* **EXTRACT**:
######

Effect of MiR‐214‐3p on Oxygen–Glucose Deprivation (OGD)‐Induced Neuronal Apoptosis. (A, C) Protein levels of Bcl‐2 and Caspase‐3 in the neurones of different groups. (B, D) Messenger RNA levels of *Bcl‐2* and *Caspase‐3* in the neurones of different groups. (E) Cell apoptosis was analysed by flow cytometry, and the apoptosis rate was calculated. Data are expressed as mean ± standard deviation. **p < .01 vs. OGD (n = 6 rats/group). NCI, inhibitor control group; NCM, mimic control group.

3.5. Slc8a1 was a direct target of MiR‐214‐3p

The binding sites between miR‐214‐3p and the 3′‐UTR of Slc8a1 were predicted by TargetScan (Figure 5A), and the prediction was confirmed by a dual luciferase reporter assay. As shown in Figure 5B, the miR‐214‐3p mimic reduced luciferase activity in neurones co‐transfected with wild‐type Slc8a1. Conversely, the miR‐214‐3p mimic had no significant effect on the luciferase activity in neurones co‐transfected with mutant Slc8a1. In addition, the protein levels of SLC8A1 were down‐regulated in the brain tissue of neonatal HIE rats compared with controls (Figure 5C). OGD significantly increased the protein levels of SLC8A1 in neurones (Figure 5D). Furthermore, to confirm the role of miR‐214‐3p in the regulation of Slc8a1 expression, both gain and loss of miR‐214‐3p function were tested by transfecting neurones with a miR‐214‐3p mimic/inhibitor. As shown in Figure 5E and Figure 5G, the miR‐214‐3p mimic effectively decreased the protein and mRNA expression of SLC8A1/Slc8a1, whereas the miR‐214‐3p inhibitor increased (Figure 5F,H) the protein and mRNA expression of SLC8A1/Slc8a1 in rat neurones after OGD.

######

* **INSTRUCTIONS FOR THE TASK**:
Answer these questions about the miR‐214‐3p extract:
1. According to the figure legend, what method was used to analyze cell apoptosis?
2. What tool predicted the binding sites between miR‐214‐3p and the 3′‐UTR of Slc8a1?
3. What effect did the miR‐214‐3p mimic have on luciferase activity in neurones co‐transfected with mutant Slc8a1?

Document understanding data:
######

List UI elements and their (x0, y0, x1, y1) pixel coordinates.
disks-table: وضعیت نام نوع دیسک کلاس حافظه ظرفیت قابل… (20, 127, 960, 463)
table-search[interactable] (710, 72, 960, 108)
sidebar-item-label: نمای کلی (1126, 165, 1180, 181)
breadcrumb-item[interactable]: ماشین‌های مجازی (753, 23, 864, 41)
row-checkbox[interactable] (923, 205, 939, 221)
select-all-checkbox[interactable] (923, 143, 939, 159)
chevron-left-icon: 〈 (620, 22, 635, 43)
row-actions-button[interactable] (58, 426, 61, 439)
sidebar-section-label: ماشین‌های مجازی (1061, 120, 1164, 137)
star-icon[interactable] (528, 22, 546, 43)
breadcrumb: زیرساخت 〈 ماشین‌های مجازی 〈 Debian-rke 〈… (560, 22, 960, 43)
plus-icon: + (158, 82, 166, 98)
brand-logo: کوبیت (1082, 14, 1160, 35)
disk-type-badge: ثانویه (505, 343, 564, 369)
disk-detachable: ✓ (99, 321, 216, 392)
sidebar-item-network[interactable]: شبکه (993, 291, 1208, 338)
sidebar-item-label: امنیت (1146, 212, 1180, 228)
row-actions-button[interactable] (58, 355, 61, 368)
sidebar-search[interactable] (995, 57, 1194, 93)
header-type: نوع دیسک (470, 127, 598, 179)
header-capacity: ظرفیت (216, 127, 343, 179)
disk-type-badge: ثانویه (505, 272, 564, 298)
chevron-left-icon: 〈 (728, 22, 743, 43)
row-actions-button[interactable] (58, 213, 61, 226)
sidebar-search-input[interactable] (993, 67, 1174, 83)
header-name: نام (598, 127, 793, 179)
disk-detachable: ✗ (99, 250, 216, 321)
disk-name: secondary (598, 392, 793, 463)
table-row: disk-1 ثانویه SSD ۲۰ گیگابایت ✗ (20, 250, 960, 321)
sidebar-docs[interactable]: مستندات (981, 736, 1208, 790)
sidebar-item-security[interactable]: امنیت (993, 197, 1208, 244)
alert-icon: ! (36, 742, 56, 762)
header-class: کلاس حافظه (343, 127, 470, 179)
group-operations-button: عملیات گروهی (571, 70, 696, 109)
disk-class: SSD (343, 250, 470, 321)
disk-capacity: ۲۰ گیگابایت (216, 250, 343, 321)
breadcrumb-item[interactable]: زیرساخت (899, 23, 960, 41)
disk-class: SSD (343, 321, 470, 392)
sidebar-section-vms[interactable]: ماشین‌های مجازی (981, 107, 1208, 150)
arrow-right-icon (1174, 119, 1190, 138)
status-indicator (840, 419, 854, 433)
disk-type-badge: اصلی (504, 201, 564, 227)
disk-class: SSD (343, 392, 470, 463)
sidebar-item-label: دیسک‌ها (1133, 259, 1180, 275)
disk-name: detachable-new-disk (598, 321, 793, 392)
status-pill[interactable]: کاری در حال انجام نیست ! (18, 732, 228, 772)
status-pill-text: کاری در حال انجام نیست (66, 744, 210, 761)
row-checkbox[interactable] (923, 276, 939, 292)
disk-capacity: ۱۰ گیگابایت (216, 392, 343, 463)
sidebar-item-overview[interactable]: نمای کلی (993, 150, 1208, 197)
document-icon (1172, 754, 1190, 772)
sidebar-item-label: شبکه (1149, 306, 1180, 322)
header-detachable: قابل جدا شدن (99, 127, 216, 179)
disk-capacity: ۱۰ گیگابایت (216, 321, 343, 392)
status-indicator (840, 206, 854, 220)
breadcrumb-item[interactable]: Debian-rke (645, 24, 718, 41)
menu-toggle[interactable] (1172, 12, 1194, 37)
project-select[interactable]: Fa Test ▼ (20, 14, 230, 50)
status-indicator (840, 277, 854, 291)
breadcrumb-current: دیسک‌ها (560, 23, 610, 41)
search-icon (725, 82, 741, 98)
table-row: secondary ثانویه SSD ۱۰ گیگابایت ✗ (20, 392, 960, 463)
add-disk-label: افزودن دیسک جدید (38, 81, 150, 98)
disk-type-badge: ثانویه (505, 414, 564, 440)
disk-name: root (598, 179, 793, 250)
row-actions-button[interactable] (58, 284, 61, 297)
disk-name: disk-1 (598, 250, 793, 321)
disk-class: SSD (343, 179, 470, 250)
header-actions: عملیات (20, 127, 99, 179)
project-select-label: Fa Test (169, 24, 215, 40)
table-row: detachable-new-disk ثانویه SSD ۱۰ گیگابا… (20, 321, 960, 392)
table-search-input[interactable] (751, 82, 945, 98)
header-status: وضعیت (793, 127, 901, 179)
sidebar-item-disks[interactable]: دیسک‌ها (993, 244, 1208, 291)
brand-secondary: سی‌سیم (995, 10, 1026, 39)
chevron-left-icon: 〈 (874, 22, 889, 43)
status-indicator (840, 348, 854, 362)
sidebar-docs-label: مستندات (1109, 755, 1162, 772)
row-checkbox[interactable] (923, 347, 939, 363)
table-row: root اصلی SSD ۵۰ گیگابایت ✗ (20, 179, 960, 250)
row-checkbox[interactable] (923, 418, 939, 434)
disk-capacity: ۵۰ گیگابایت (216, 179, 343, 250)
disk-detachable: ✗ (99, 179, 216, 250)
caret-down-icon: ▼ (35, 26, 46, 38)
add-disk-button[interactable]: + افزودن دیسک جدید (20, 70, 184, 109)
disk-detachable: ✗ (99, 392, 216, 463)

######

* **WRITTEN SOLUTION**:
1. Flow cytometry.
2. TargetScan.
3. It had no significant effect.